• Set exercise: Reproduce the entire listing word for word.

(Dataset records)
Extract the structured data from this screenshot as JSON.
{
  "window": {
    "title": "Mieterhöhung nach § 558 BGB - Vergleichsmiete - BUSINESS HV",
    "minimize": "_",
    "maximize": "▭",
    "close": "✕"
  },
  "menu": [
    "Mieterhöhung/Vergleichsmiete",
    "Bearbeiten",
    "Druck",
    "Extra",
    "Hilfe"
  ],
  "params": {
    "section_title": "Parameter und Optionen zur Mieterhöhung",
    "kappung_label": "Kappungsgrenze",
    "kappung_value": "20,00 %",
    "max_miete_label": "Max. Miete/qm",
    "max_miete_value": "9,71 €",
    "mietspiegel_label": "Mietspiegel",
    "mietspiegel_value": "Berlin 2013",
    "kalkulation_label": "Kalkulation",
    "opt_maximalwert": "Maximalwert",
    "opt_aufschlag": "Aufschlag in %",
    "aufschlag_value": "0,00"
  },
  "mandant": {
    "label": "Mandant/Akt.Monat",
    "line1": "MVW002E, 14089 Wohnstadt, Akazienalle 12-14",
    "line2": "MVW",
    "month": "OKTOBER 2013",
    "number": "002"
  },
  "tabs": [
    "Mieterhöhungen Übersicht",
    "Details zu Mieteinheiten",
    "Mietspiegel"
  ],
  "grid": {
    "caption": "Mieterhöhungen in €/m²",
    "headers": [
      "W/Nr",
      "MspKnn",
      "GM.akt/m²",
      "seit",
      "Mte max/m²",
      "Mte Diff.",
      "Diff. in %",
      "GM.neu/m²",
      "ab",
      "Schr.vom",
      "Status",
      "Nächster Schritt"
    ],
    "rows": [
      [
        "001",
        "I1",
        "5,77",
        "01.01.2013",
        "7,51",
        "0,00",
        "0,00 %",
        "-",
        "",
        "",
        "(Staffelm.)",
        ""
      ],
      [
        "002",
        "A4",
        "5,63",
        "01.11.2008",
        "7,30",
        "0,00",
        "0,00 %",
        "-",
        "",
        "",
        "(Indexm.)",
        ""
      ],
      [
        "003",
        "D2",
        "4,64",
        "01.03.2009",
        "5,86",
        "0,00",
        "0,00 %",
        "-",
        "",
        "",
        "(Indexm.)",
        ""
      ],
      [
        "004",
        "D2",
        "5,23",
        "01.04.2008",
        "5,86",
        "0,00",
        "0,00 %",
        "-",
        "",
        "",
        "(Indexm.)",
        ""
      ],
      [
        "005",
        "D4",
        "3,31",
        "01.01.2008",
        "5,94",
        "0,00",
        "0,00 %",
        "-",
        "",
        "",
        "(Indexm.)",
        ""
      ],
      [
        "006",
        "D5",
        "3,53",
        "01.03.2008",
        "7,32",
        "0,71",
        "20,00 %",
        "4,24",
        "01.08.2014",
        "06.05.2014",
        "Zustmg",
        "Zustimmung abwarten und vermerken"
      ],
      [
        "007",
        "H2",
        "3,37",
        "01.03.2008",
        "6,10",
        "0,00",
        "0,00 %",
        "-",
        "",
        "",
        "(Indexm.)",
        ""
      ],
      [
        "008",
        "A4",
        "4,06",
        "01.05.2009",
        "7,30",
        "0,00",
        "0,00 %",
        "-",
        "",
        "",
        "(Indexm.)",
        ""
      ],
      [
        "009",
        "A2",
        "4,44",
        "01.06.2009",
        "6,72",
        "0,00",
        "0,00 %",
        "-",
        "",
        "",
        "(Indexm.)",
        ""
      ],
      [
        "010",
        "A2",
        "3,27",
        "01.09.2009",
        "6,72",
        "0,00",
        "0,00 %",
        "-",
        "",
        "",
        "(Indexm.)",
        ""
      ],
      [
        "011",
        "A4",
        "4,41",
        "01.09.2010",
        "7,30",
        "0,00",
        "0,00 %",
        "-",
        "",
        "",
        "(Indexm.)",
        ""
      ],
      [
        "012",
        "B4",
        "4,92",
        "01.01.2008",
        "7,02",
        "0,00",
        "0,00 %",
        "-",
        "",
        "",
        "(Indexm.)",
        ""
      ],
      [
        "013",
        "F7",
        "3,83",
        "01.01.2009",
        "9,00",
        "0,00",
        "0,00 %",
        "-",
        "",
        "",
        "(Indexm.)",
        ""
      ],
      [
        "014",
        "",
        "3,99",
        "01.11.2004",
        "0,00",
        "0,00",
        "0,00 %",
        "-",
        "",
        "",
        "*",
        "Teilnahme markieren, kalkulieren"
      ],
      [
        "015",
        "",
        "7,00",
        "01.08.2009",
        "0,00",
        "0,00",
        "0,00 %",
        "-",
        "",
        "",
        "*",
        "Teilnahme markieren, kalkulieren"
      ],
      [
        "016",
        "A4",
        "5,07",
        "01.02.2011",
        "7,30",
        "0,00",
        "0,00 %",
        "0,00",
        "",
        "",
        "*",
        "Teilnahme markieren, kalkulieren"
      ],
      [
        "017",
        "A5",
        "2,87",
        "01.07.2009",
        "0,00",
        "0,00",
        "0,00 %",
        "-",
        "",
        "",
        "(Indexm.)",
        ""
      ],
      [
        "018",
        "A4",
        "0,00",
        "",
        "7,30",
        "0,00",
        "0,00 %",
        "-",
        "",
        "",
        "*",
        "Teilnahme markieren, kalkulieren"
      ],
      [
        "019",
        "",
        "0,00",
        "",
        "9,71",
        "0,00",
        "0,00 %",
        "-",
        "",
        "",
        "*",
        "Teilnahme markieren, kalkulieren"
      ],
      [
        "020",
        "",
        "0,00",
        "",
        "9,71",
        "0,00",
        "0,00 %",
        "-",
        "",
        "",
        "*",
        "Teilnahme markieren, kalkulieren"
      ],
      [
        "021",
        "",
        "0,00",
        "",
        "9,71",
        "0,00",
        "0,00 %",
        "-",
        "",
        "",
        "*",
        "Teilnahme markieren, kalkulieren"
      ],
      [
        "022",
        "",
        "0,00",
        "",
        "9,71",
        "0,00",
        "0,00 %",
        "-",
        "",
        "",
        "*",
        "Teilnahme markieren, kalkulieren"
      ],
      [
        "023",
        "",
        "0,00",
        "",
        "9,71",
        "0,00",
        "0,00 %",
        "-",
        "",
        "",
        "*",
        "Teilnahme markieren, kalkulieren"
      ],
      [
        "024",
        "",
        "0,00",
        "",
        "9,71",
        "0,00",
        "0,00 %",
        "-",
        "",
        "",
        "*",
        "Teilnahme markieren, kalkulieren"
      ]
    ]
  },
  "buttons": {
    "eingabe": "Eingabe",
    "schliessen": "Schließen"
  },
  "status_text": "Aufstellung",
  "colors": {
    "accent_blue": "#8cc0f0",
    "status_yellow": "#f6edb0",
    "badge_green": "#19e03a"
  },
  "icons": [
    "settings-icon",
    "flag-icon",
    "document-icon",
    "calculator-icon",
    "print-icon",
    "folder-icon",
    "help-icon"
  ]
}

• Written response:
Extract the structured data from this screenshot as JSON.
{
  "window": {
    "title": "Mieterhöhung nach § 558 BGB - Vergleichsmiete - BUSINESS HV",
    "minimize": "_",
    "maximize": "▭",
    "close": "✕"
  },
  "menu": [
    "Mieterhöhung/Vergleichsmiete",
    "Bearbeiten",
    "Druck",
    "Extra",
    "Hilfe"
  ],
  "params": {
    "section_title": "Parameter und Optionen zur Mieterhöhung",
    "kappung_label": "Kappungsgrenze",
    "kappung_value": "20,00 %",
    "max_miete_label": "Max. Miete/qm",
    "max_miete_value": "9,71 €",
    "mietspiegel_label": "Mietspiegel",
    "mietspiegel_value": "Berlin 2013",
    "kalkulation_label": "Kalkulation",
    "opt_maximalwert": "Maximalwert",
    "opt_aufschlag": "Aufschlag in %",
    "aufschlag_value": "0,00"
  },
  "mandant": {
    "label": "Mandant/Akt.Monat",
    "line1": "MVW002E, 14089 Wohnstadt, Akazienalle 12-14",
    "line2": "MVW",
    "month": "OKTOBER 2013",
    "number": "002"
  },
  "tabs": [
    "Mieterhöhungen Übersicht",
    "Details zu Mieteinheiten",
    "Mietspiegel"
  ],
  "grid": {
    "caption": "Mieterhöhungen in €/m²",
    "headers": [
      "W/Nr",
      "MspKnn",
      "GM.akt/m²",
      "seit",
      "Mte max/m²",
      "Mte Diff.",
      "Diff. in %",
      "GM.neu/m²",
      "ab",
      "Schr.vom",
      "Status",
      "Nächster Schritt"
    ],
    "rows": [
      [
        "001",
        "I1",
        "5,77",
        "01.01.2013",
        "7,51",
        "0,00",
        "0,00 %",
        "-",
        "",
        "",
        "(Staffelm.)",
        ""
      ],
      [
        "002",
        "A4",
        "5,63",
        "01.11.2008",
        "7,30",
        "0,00",
        "0,00 %",
        "-",
        "",
        "",
        "(Indexm.)",
        ""
      ],
      [
        "003",
        "D2",
        "4,64",
        "01.03.2009",
        "5,86",
        "0,00",
        "0,00 %",
        "-",
        "",
        "",
        "(Indexm.)",
        ""
      ],
      [
        "004",
        "D2",
        "5,23",
        "01.04.2008",
        "5,86",
        "0,00",
        "0,00 %",
        "-",
        "",
        "",
        "(Indexm.)",
        ""
      ],
      [
        "005",
        "D4",
        "3,31",
        "01.01.2008",
        "5,94",
        "0,00",
        "0,00 %",
        "-",
        "",
        "",
        "(Indexm.)",
        ""
      ],
      [
        "006",
        "D5",
        "3,53",
        "01.03.2008",
        "7,32",
        "0,71",
        "20,00 %",
        "4,24",
        "01.08.2014",
        "06.05.2014",
        "Zustmg",
        "Zustimmung abwarten und vermerken"
      ],
      [
        "007",
        "H2",
        "3,37",
        "01.03.2008",
        "6,10",
        "0,00",
        "0,00 %",
        "-",
        "",
        "",
        "(Indexm.)",
        ""
      ],
      [
        "008",
        "A4",
        "4,06",
        "01.05.2009",
        "7,30",
        "0,00",
        "0,00 %",
        "-",
        "",
        "",
        "(Indexm.)",
        ""
      ],
      [
        "009",
        "A2",
        "4,44",
        "01.06.2009",
        "6,72",
        "0,00",
        "0,00 %",
        "-",
        "",
        "",
        "(Indexm.)",
        ""
      ],
      [
        "010",
        "A2",
        "3,27",
        "01.09.2009",
        "6,72",
        "0,00",
        "0,00 %",
        "-",
        "",
        "",
        "(Indexm.)",
        ""
      ],
      [
        "011",
        "A4",
        "4,41",
        "01.09.2010",
        "7,30",
        "0,00",
        "0,00 %",
        "-",
        "",
        "",
        "(Indexm.)",
        ""
      ],
      [
        "012",
        "B4",
        "4,92",
        "01.01.2008",
        "7,02",
        "0,00",
        "0,00 %",
        "-",
        "",
        "",
        "(Indexm.)",
        ""
      ],
      [
        "013",
        "F7",
        "3,83",
        "01.01.2009",
        "9,00",
        "0,00",
        "0,00 %",
        "-",
        "",
        "",
        "(Indexm.)",
        ""
      ],
      [
        "014",
        "",
        "3,99",
        "01.11.2004",
        "0,00",
        "0,00",
        "0,00 %",
        "-",
        "",
        "",
        "*",
        "Teilnahme markieren, kalkulieren"
      ],
      [
        "015",
        "",
        "7,00",
        "01.08.2009",
        "0,00",
        "0,00",
        "0,00 %",
        "-",
        "",
        "",
        "*",
        "Teilnahme markieren, kalkulieren"
      ],
      [
        "016",
        "A4",
        "5,07",
        "01.02.2011",
        "7,30",
        "0,00",
        "0,00 %",
        "0,00",
        "",
        "",
        "*",
        "Teilnahme markieren, kalkulieren"
      ],
      [
        "017",
        "A5",
        "2,87",
        "01.07.2009",
        "0,00",
        "0,00",
        "0,00 %",
        "-",
        "",
        "",
        "(Indexm.)",
        ""
      ],
      [
        "018",
        "A4",
        "0,00",
        "",
        "7,30",
        "0,00",
        "0,00 %",
        "-",
        "",
        "",
        "*",
        "Teilnahme markieren, kalkulieren"
      ],
      [
        "019",
        "",
        "0,00",
        "",
        "9,71",
        "0,00",
        "0,00 %",
        "-",
        "",
        "",
        "*",
        "Teilnahme markieren, kalkulieren"
      ],
      [
        "020",
        "",
        "0,00",
        "",
        "9,71",
        "0,00",
        "0,00 %",
        "-",
        "",
        "",
        "*",
        "Teilnahme markieren, kalkulieren"
      ],
      [
        "021",
        "",
        "0,00",
        "",
        "9,71",
        "0,00",
        "0,00 %",
        "-",
        "",
        "",
        "*",
        "Teilnahme markieren, kalkulieren"
      ],
      [
        "022",
        "",
        "0,00",
        "",
        "9,71",
        "0,00",
        "0,00 %",
        "-",
        "",
        "",
        "*",
        "Teilnahme markieren, kalkulieren"
      ],
      [
        "023",
        "",
        "0,00",
        "",
        "9,71",
        "0,00",
        "0,00 %",
        "-",
        "",
        "",
        "*",
        "Teilnahme markieren, kalkulieren"
      ],
      [
        "024",
        "",
        "0,00",
        "",
        "9,71",
        "0,00",
        "0,00 %",
        "-",
        "",
        "",
        "*",
        "Teilnahme markieren, kalkulieren"
      ]
    ]
  },
  "buttons": {
    "eingabe": "Eingabe",
    "schliessen": "Schließen"
  },
  "status_text": "Aufstellung",
  "colors": {
    "accent_blue": "#8cc0f0",
    "status_yellow": "#f6edb0",
    "badge_green": "#19e03a"
  },
  "icons": [
    "settings-icon",
    "flag-icon",
    "document-icon",
    "calculator-icon",
    "print-icon",
    "folder-icon",
    "help-icon"
  ]
}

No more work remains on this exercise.